* Exercise requirements *
Images must not appear in your copy; reproduce every other part of the records exactly.

* Task data *

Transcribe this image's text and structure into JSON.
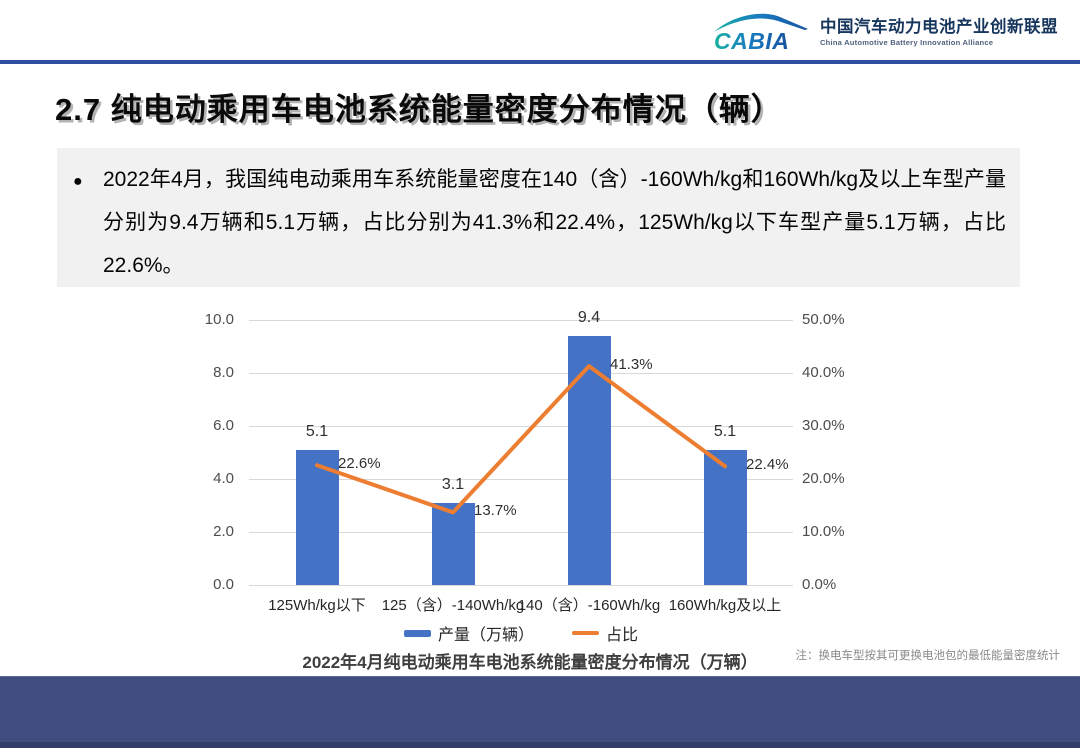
{
  "header": {
    "logo_text": "CABIA",
    "org_name_zh": "中国汽车动力电池产业创新联盟",
    "org_name_en": "China Automotive Battery Innovation Alliance"
  },
  "title": "2.7 纯电动乘用车电池系统能量密度分布情况（辆）",
  "summary": {
    "bullet": "●",
    "text": "2022年4月，我国纯电动乘用车系统能量密度在140（含）-160Wh/kg和160Wh/kg及以上车型产量分别为9.4万辆和5.1万辆，占比分别为41.3%和22.4%，125Wh/kg以下车型产量5.1万辆，占比22.6%。"
  },
  "chart_data": {
    "type": "bar",
    "subtype": "bar-line combo, dual axis",
    "categories": [
      "125Wh/kg以下",
      "125（含）-140Wh/kg",
      "140（含）-160Wh/kg",
      "160Wh/kg及以上"
    ],
    "series": [
      {
        "name": "产量（万辆）",
        "type": "bar",
        "axis": "left",
        "color": "#4472C4",
        "values": [
          5.1,
          3.1,
          9.4,
          5.1
        ],
        "labels": [
          "5.1",
          "3.1",
          "9.4",
          "5.1"
        ]
      },
      {
        "name": "占比",
        "type": "line",
        "axis": "right",
        "color": "#ED7D31",
        "values": [
          22.6,
          13.7,
          41.3,
          22.4
        ],
        "labels": [
          "22.6%",
          "13.7%",
          "41.3%",
          "22.4%"
        ]
      }
    ],
    "left_axis": {
      "min": 0,
      "max": 10,
      "step": 2,
      "ticks": [
        "0.0",
        "2.0",
        "4.0",
        "6.0",
        "8.0",
        "10.0"
      ]
    },
    "right_axis": {
      "min": 0,
      "max": 50,
      "step": 10,
      "ticks": [
        "0.0%",
        "10.0%",
        "20.0%",
        "30.0%",
        "40.0%",
        "50.0%"
      ]
    },
    "grid": true,
    "legend_position": "bottom",
    "title": "2022年4月纯电动乘用车电池系统能量密度分布情况（万辆）"
  },
  "chart_caption": "2022年4月纯电动乘用车电池系统能量密度分布情况（万辆）",
  "note": "注：换电车型按其可更换电池包的最低能量密度统计",
  "colors": {
    "bar": "#4472C4",
    "line": "#ED7D31",
    "gridline": "#D9D9D9",
    "header_rule": "#2E4FA0",
    "footer": "#414D7E",
    "summary_bg": "#F1F1F1"
  }
}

* Result below *
Transcribe this image's text and structure into JSON.
{
  "header": {
    "logo_text": "CABIA",
    "org_name_zh": "中国汽车动力电池产业创新联盟",
    "org_name_en": "China Automotive Battery Innovation Alliance"
  },
  "title": "2.7 纯电动乘用车电池系统能量密度分布情况（辆）",
  "summary": {
    "bullet": "●",
    "text": "2022年4月，我国纯电动乘用车系统能量密度在140（含）-160Wh/kg和160Wh/kg及以上车型产量分别为9.4万辆和5.1万辆，占比分别为41.3%和22.4%，125Wh/kg以下车型产量5.1万辆，占比22.6%。"
  },
  "chart_data": {
    "type": "bar",
    "subtype": "bar-line combo, dual axis",
    "categories": [
      "125Wh/kg以下",
      "125（含）-140Wh/kg",
      "140（含）-160Wh/kg",
      "160Wh/kg及以上"
    ],
    "series": [
      {
        "name": "产量（万辆）",
        "type": "bar",
        "axis": "left",
        "color": "#4472C4",
        "values": [
          5.1,
          3.1,
          9.4,
          5.1
        ],
        "labels": [
          "5.1",
          "3.1",
          "9.4",
          "5.1"
        ]
      },
      {
        "name": "占比",
        "type": "line",
        "axis": "right",
        "color": "#ED7D31",
        "values": [
          22.6,
          13.7,
          41.3,
          22.4
        ],
        "labels": [
          "22.6%",
          "13.7%",
          "41.3%",
          "22.4%"
        ]
      }
    ],
    "left_axis": {
      "min": 0,
      "max": 10,
      "step": 2,
      "ticks": [
        "0.0",
        "2.0",
        "4.0",
        "6.0",
        "8.0",
        "10.0"
      ]
    },
    "right_axis": {
      "min": 0,
      "max": 50,
      "step": 10,
      "ticks": [
        "0.0%",
        "10.0%",
        "20.0%",
        "30.0%",
        "40.0%",
        "50.0%"
      ]
    },
    "grid": true,
    "legend_position": "bottom",
    "title": "2022年4月纯电动乘用车电池系统能量密度分布情况（万辆）"
  },
  "chart_caption": "2022年4月纯电动乘用车电池系统能量密度分布情况（万辆）",
  "note": "注：换电车型按其可更换电池包的最低能量密度统计",
  "colors": {
    "bar": "#4472C4",
    "line": "#ED7D31",
    "gridline": "#D9D9D9",
    "header_rule": "#2E4FA0",
    "footer": "#414D7E",
    "summary_bg": "#F1F1F1"
  }
}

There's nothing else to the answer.